#### Description of the task:
Repeat the entries below exactly as they appear, with no pictures.

#### Records supplied:
----------

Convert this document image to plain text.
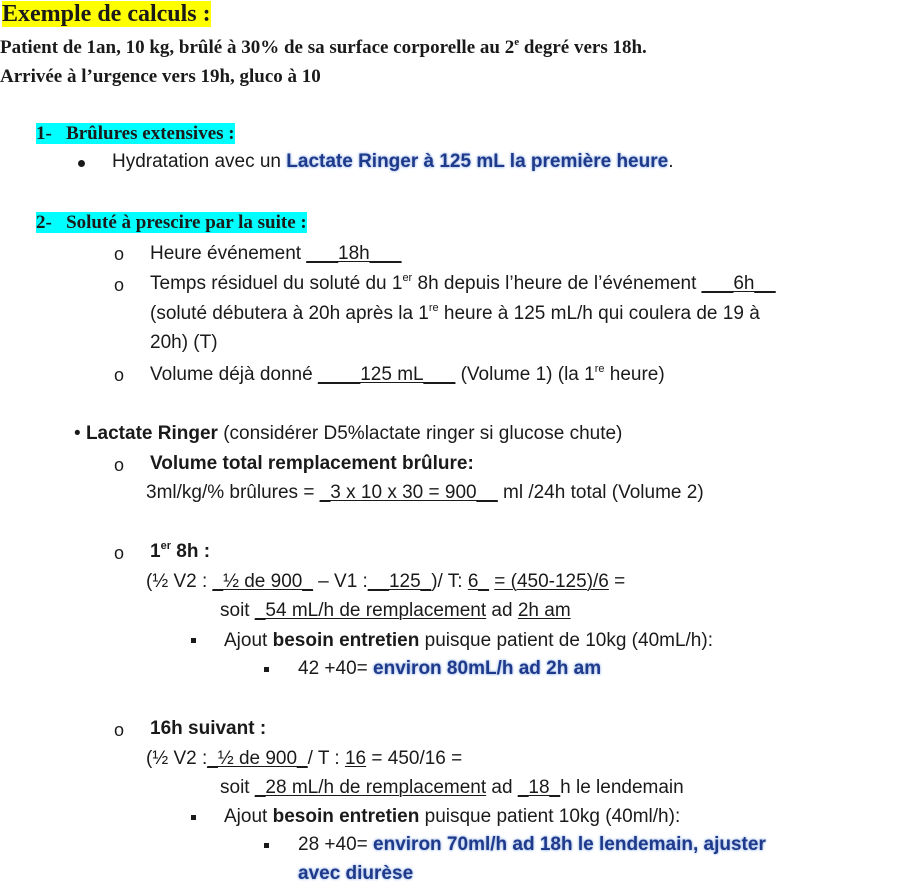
Exemple de calculs :
Patient de 1an, 10 kg, brûlé à 30% de sa surface corporelle au 2e degré vers 18h.
Arrivée à l’urgence vers 19h, gluco à 10
1- Brûlures extensives :
Hydratation avec un Lactate Ringer à 125 mL la première heure.
2- Soluté à prescire par la suite :
o Heure événement ___18h___
o Temps résiduel du soluté du 1er 8h depuis l’heure de l’événement ___6h__
(soluté débutera à 20h après la 1re heure à 125 mL/h qui coulera de 19 à
20h) (T)
o Volume déjà donné ____125 mL___ (Volume 1) (la 1re heure)
• Lactate Ringer (considérer D5%lactate ringer si glucose chute)
o Volume total remplacement brûlure:
3ml/kg/% brûlures = _3 x 10 x 30 = 900__ ml /24h total (Volume 2)
o 1er 8h :
(½ V2 : _½ de 900_ – V1 :__125_)/ T: 6_ = (450-125)/6 =
soit _54 mL/h de remplacement ad 2h am
Ajout besoin entretien puisque patient de 10kg (40mL/h):
42 +40= environ 80mL/h ad 2h am
o 16h suivant :
(½ V2 :_½ de 900_/ T : 16 = 450/16 =
soit _28 mL/h de remplacement ad _18_h le lendemain
Ajout besoin entretien puisque patient 10kg (40ml/h):
28 +40= environ 70ml/h ad 18h le lendemain, ajuster
avec diurèse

----------

#### Task result:
Convert this document image to plain text.
Exemple de calculs :
Patient de 1an, 10 kg, brûlé à 30% de sa surface corporelle au 2e degré vers 18h.
Arrivée à l’urgence vers 19h, gluco à 10
1- Brûlures extensives :
Hydratation avec un Lactate Ringer à 125 mL la première heure.
2- Soluté à prescire par la suite :
o Heure événement ___18h___
o Temps résiduel du soluté du 1er 8h depuis l’heure de l’événement ___6h__
(soluté débutera à 20h après la 1re heure à 125 mL/h qui coulera de 19 à
20h) (T)
o Volume déjà donné ____125 mL___ (Volume 1) (la 1re heure)
• Lactate Ringer (considérer D5%lactate ringer si glucose chute)
o Volume total remplacement brûlure:
3ml/kg/% brûlures = _3 x 10 x 30 = 900__ ml /24h total (Volume 2)
o 1er 8h :
(½ V2 : _½ de 900_ – V1 :__125_)/ T: 6_ = (450-125)/6 =
soit _54 mL/h de remplacement ad 2h am
Ajout besoin entretien puisque patient de 10kg (40mL/h):
42 +40= environ 80mL/h ad 2h am
o 16h suivant :
(½ V2 :_½ de 900_/ T : 16 = 450/16 =
soit _28 mL/h de remplacement ad _18_h le lendemain
Ajout besoin entretien puisque patient 10kg (40ml/h):
28 +40= environ 70ml/h ad 18h le lendemain, ajuster
avec diurèse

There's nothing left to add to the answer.